REQUIRED TASK —
Check every line of the entries that follow, and copy the ones containing "批量上传文件".

start ENTRIES PROVIDED

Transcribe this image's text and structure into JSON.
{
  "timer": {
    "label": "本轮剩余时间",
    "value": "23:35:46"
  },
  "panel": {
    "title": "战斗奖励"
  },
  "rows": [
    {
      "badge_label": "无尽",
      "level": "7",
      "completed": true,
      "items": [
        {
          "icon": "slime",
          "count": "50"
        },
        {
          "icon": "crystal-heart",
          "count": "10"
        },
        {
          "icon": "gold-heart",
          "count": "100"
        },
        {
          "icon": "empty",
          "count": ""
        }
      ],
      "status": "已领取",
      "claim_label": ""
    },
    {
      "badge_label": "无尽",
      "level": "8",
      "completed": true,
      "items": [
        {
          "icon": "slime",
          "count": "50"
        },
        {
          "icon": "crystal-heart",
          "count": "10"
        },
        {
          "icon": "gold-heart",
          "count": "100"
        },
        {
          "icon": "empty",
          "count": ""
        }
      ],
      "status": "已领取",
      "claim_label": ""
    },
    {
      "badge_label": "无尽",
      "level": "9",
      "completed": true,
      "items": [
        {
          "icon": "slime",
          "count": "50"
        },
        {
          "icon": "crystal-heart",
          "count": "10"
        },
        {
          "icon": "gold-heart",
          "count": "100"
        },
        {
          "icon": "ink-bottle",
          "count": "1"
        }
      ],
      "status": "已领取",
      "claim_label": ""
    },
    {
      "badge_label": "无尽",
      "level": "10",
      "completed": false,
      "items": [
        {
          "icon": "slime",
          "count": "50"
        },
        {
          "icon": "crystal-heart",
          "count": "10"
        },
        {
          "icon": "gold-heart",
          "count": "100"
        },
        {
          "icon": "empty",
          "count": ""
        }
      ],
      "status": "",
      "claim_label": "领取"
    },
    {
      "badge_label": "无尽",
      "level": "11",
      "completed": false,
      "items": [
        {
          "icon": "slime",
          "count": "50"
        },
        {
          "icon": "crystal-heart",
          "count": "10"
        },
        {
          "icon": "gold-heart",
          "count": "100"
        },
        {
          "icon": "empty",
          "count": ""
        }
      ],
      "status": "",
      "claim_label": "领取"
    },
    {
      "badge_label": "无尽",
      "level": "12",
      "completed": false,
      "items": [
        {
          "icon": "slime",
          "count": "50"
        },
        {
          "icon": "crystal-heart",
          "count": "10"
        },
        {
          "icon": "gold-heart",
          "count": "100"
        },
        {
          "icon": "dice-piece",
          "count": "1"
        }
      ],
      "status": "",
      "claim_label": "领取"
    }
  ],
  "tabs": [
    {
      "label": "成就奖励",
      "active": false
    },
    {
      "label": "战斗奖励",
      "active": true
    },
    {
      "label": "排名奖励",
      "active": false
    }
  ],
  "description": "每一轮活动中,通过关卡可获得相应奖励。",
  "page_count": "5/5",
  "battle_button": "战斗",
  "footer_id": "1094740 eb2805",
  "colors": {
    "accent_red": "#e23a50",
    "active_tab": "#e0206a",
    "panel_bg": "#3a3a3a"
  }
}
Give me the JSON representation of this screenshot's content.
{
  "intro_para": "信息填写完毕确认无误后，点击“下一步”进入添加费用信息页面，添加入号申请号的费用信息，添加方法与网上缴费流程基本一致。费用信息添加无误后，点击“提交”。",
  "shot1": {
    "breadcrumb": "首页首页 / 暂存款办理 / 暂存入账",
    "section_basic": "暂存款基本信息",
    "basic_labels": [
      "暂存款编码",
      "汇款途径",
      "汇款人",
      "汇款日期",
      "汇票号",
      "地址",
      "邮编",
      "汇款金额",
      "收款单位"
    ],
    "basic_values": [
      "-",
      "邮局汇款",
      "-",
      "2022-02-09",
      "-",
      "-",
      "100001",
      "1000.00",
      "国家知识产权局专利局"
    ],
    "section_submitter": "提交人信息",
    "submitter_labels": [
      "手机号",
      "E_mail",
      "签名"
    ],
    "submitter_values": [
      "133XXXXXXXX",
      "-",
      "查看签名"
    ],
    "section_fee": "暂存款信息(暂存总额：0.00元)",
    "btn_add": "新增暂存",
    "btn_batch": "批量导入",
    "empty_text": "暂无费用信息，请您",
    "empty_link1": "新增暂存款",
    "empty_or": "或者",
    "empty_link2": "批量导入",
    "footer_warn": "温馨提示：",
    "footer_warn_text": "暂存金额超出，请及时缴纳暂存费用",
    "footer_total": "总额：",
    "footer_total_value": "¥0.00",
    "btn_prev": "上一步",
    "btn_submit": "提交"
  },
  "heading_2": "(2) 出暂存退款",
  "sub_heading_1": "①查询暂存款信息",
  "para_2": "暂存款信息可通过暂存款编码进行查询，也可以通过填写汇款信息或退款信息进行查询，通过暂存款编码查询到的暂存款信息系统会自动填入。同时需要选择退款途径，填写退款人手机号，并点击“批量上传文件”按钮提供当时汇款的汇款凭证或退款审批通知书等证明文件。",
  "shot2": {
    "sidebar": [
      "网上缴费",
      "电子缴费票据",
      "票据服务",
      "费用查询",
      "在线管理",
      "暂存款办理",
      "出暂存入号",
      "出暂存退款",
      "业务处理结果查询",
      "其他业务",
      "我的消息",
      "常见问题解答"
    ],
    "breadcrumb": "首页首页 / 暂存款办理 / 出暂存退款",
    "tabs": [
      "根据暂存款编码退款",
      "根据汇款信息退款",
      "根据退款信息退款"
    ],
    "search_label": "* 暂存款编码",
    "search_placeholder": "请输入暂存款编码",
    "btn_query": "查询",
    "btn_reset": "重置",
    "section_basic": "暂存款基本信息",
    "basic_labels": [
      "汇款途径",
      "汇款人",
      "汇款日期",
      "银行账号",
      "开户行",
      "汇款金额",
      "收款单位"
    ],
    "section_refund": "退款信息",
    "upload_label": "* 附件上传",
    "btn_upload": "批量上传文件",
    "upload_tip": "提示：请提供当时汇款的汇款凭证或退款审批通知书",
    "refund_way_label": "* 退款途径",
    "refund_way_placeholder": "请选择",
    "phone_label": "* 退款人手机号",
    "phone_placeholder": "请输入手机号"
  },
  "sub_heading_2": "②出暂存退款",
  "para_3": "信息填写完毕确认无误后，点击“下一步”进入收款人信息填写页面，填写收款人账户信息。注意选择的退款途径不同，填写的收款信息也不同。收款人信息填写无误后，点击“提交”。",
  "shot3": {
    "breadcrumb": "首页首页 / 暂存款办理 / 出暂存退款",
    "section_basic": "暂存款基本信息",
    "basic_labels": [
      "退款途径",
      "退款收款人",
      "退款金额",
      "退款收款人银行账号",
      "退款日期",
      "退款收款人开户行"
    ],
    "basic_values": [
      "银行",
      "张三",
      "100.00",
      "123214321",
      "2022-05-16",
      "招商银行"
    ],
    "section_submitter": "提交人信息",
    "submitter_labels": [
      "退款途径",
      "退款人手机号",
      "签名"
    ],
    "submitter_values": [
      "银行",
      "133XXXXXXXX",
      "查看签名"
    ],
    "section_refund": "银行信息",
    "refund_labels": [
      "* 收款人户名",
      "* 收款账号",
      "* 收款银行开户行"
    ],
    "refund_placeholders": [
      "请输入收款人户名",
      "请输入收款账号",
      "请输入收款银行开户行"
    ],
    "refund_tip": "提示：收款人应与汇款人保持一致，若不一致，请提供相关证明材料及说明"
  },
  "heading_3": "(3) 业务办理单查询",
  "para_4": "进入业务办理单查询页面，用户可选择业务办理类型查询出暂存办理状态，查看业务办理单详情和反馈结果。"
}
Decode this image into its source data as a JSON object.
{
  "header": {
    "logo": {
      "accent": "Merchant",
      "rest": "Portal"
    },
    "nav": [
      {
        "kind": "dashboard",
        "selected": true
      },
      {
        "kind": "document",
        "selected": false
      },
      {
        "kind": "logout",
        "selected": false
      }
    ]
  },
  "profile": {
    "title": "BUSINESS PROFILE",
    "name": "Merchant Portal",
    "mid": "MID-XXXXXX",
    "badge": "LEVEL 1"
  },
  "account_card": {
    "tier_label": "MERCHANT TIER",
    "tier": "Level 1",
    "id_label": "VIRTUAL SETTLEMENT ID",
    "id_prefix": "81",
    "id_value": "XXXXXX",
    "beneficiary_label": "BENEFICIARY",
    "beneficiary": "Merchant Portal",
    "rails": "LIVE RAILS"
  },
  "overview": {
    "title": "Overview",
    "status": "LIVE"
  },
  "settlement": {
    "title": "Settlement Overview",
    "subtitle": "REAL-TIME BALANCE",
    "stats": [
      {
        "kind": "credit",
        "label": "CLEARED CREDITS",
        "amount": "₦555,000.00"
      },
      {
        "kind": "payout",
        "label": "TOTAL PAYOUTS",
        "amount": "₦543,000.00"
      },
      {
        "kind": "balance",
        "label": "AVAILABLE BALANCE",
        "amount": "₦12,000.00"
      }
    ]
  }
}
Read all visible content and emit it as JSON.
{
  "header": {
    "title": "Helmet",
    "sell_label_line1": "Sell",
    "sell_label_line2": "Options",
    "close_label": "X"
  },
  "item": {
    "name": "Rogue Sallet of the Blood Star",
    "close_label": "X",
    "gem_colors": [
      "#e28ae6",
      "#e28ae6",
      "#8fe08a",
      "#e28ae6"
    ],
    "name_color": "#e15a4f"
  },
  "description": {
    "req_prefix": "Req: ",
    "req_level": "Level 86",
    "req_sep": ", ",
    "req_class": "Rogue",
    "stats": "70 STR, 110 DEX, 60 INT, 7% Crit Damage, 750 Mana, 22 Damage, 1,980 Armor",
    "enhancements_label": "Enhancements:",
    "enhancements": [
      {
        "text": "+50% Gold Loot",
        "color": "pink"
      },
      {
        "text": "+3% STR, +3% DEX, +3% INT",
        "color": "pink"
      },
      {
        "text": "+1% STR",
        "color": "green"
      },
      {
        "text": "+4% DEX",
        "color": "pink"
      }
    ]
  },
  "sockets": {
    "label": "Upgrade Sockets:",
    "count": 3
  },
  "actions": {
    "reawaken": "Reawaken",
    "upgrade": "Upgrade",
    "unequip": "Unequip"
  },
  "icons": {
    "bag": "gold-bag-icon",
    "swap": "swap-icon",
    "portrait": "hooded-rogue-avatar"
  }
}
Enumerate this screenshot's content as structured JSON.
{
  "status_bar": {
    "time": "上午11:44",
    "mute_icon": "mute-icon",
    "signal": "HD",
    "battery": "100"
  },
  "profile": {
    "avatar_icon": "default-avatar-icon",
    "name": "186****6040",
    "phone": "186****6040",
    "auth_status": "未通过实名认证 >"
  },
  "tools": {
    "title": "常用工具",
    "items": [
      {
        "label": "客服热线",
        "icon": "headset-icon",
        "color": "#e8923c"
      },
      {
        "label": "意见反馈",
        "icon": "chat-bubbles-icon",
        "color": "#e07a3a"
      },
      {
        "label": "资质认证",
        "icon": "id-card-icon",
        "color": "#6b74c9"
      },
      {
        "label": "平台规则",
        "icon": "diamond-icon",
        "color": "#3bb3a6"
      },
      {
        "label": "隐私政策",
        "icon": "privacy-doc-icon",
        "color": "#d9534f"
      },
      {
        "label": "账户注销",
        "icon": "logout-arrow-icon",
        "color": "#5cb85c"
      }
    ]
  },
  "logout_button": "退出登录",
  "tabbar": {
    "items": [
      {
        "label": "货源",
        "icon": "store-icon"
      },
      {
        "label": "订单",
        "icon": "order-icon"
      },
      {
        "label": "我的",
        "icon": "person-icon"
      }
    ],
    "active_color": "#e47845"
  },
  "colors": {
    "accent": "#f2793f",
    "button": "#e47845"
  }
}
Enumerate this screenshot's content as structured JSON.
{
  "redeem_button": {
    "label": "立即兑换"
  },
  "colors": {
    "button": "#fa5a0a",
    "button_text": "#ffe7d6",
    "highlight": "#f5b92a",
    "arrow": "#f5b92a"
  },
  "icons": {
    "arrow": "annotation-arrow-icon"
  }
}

end ENTRIES PROVIDED

RESULT OF THE TASK —
  "para_2": "暂存款信息可通过暂存款编码进行查询，也可以通过填写汇款信息或退款信息进行查询，通过暂存款编码查询到的暂存款信息系统会自动填入。同时需要选择退款途径，填写退款人手机号，并点击“批量上传文件”按钮提供当时汇款的汇款凭证或退款审批通知书等证明文件。",
    "btn_upload": "批量上传文件",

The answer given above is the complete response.